= Aim =
Please write out the items below, unchanged, from their first line through the line containing "table-row: [63, 1111, 1163, 1149]", with both of those lines included.
# Provided entries start
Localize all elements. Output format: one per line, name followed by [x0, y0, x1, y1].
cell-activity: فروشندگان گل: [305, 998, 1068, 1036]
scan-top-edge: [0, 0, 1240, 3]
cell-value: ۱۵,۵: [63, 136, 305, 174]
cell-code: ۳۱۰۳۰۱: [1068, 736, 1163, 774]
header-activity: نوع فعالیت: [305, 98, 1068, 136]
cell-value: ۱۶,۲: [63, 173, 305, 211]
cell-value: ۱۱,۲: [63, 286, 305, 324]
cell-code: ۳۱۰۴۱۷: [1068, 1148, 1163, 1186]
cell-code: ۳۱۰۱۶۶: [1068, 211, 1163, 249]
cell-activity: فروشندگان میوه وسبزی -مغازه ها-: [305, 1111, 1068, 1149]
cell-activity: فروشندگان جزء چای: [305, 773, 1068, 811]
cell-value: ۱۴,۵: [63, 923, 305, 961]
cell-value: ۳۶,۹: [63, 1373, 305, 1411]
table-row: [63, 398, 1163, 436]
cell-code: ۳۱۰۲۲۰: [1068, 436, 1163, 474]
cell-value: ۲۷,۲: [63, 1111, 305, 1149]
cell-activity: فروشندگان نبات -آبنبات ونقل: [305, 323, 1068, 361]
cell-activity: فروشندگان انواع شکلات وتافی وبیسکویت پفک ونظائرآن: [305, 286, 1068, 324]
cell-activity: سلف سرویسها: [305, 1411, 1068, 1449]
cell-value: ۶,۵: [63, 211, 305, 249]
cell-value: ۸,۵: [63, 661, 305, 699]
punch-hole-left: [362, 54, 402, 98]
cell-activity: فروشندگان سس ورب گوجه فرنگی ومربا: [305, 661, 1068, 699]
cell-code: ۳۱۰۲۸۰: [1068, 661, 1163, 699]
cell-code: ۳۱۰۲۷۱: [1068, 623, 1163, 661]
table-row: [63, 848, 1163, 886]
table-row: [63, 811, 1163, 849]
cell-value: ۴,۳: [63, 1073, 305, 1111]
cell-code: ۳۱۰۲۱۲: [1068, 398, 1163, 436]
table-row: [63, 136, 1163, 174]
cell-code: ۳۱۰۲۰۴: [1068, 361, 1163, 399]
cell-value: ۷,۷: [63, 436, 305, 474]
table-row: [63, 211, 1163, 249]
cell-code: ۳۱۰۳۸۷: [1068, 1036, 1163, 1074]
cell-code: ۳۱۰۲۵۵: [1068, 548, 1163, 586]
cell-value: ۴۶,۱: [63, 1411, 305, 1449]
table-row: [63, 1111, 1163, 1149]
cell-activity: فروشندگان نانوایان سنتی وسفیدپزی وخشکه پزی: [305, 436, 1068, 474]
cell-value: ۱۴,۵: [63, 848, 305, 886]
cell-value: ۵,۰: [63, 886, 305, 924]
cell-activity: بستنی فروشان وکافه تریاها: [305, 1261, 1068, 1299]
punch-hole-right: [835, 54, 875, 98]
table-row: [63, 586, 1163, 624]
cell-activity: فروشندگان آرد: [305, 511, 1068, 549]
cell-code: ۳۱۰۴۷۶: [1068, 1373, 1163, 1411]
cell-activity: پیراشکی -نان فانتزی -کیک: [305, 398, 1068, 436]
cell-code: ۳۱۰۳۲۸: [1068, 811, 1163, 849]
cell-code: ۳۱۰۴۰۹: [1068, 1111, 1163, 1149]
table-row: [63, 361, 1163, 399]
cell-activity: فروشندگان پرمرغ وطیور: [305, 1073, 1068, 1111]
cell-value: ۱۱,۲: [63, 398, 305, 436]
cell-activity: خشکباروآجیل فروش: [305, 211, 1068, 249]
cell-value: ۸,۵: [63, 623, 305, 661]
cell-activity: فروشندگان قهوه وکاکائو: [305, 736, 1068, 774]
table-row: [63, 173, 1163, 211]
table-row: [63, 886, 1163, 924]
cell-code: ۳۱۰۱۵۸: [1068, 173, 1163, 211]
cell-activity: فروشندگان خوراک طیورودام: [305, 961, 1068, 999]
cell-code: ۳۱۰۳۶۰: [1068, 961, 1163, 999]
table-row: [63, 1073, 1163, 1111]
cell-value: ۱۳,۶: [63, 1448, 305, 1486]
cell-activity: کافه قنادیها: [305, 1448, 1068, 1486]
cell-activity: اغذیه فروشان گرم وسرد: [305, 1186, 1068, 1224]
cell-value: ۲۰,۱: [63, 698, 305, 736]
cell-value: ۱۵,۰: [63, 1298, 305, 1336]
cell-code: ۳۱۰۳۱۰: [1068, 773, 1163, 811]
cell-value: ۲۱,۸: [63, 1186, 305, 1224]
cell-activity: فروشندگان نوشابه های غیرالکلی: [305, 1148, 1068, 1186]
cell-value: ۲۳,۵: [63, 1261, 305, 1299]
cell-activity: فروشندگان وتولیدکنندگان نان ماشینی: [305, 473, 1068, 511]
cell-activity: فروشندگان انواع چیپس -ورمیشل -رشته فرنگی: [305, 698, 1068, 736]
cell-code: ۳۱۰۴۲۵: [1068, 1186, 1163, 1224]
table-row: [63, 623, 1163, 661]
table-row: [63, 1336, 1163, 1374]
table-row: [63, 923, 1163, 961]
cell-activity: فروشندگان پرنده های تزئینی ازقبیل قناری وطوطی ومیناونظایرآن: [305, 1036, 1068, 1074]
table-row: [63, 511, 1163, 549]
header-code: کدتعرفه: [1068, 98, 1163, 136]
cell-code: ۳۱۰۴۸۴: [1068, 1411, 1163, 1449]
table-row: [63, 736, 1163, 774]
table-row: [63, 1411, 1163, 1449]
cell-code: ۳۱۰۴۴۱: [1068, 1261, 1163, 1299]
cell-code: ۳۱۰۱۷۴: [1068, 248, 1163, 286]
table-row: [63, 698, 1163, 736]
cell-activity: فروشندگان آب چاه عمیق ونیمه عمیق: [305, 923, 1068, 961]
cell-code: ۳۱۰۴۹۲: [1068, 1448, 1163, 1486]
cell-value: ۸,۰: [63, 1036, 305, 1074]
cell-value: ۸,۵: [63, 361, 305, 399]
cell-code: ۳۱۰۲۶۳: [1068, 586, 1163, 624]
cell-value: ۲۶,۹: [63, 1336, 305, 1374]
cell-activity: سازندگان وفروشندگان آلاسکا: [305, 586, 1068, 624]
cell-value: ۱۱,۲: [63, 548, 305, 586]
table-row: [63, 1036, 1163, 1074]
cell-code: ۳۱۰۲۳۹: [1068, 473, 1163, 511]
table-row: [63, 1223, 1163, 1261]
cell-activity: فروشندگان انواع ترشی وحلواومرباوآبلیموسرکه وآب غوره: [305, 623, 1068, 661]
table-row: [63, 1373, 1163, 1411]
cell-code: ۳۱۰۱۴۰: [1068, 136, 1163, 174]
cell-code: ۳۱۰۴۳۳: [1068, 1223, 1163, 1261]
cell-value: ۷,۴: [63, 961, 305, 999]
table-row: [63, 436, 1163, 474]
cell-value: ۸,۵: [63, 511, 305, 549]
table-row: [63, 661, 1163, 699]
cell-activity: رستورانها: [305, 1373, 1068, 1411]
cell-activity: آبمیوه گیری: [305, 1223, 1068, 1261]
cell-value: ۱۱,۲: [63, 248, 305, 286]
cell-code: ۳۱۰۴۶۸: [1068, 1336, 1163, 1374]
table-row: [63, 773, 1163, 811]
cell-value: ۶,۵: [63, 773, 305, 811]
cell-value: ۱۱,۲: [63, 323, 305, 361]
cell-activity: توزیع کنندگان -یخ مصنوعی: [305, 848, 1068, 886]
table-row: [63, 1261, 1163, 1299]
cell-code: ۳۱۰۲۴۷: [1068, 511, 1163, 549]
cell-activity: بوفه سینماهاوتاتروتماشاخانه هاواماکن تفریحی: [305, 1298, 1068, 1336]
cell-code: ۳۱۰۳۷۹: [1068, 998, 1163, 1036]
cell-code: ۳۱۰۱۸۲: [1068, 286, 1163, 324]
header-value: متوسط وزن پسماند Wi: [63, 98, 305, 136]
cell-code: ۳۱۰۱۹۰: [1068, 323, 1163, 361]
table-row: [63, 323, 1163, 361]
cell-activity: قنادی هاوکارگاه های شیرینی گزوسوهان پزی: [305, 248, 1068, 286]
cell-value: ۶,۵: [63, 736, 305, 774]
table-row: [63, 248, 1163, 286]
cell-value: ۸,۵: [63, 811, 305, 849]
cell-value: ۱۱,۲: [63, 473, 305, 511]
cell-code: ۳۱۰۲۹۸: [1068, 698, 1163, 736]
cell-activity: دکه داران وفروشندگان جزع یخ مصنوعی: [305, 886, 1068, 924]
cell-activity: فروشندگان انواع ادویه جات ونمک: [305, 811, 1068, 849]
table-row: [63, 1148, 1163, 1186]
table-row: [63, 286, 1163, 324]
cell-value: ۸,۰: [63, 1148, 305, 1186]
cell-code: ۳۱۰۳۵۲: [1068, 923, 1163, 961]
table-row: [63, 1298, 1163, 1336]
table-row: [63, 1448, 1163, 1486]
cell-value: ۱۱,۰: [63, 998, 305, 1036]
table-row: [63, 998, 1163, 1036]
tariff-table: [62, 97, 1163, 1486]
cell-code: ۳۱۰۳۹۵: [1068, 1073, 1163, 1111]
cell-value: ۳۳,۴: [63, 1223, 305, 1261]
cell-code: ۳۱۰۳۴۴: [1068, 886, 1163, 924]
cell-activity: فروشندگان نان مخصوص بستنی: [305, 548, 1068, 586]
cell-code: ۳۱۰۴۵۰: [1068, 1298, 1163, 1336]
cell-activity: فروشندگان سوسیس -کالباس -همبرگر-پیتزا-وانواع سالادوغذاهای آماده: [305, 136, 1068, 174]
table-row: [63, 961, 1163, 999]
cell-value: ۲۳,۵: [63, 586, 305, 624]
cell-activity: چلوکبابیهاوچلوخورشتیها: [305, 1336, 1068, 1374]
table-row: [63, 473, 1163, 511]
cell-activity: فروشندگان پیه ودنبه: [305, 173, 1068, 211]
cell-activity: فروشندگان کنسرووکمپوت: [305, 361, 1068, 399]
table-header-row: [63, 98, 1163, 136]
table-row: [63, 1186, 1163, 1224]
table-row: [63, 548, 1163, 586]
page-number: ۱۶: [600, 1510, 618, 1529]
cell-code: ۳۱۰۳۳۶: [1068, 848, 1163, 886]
# Provided entries end
= Written response =
Localize all elements. Output format: one per line, name followed by [x0, y0, x1, y1].
cell-activity: فروشندگان گل: [305, 998, 1068, 1036]
scan-top-edge: [0, 0, 1240, 3]
cell-value: ۱۵,۵: [63, 136, 305, 174]
cell-code: ۳۱۰۳۰۱: [1068, 736, 1163, 774]
header-activity: نوع فعالیت: [305, 98, 1068, 136]
cell-value: ۱۶,۲: [63, 173, 305, 211]
cell-value: ۱۱,۲: [63, 286, 305, 324]
cell-code: ۳۱۰۴۱۷: [1068, 1148, 1163, 1186]
cell-code: ۳۱۰۱۶۶: [1068, 211, 1163, 249]
cell-activity: فروشندگان میوه وسبزی -مغازه ها-: [305, 1111, 1068, 1149]
cell-activity: فروشندگان جزء چای: [305, 773, 1068, 811]
cell-value: ۱۴,۵: [63, 923, 305, 961]
cell-value: ۳۶,۹: [63, 1373, 305, 1411]
table-row: [63, 398, 1163, 436]
cell-code: ۳۱۰۲۲۰: [1068, 436, 1163, 474]
cell-value: ۲۷,۲: [63, 1111, 305, 1149]
cell-activity: فروشندگان نبات -آبنبات ونقل: [305, 323, 1068, 361]
cell-activity: فروشندگان انواع شکلات وتافی وبیسکویت پفک ونظائرآن: [305, 286, 1068, 324]
cell-activity: سلف سرویسها: [305, 1411, 1068, 1449]
cell-value: ۶,۵: [63, 211, 305, 249]
cell-value: ۸,۵: [63, 661, 305, 699]
punch-hole-left: [362, 54, 402, 98]
cell-activity: فروشندگان سس ورب گوجه فرنگی ومربا: [305, 661, 1068, 699]
cell-code: ۳۱۰۲۸۰: [1068, 661, 1163, 699]
cell-code: ۳۱۰۲۷۱: [1068, 623, 1163, 661]
table-row: [63, 848, 1163, 886]
table-row: [63, 811, 1163, 849]
cell-value: ۴,۳: [63, 1073, 305, 1111]
cell-code: ۳۱۰۲۱۲: [1068, 398, 1163, 436]
table-row: [63, 136, 1163, 174]
cell-code: ۳۱۰۲۰۴: [1068, 361, 1163, 399]
cell-value: ۷,۷: [63, 436, 305, 474]
table-row: [63, 211, 1163, 249]
cell-code: ۳۱۰۳۸۷: [1068, 1036, 1163, 1074]
cell-code: ۳۱۰۲۵۵: [1068, 548, 1163, 586]
cell-value: ۴۶,۱: [63, 1411, 305, 1449]
table-row: [63, 1111, 1163, 1149]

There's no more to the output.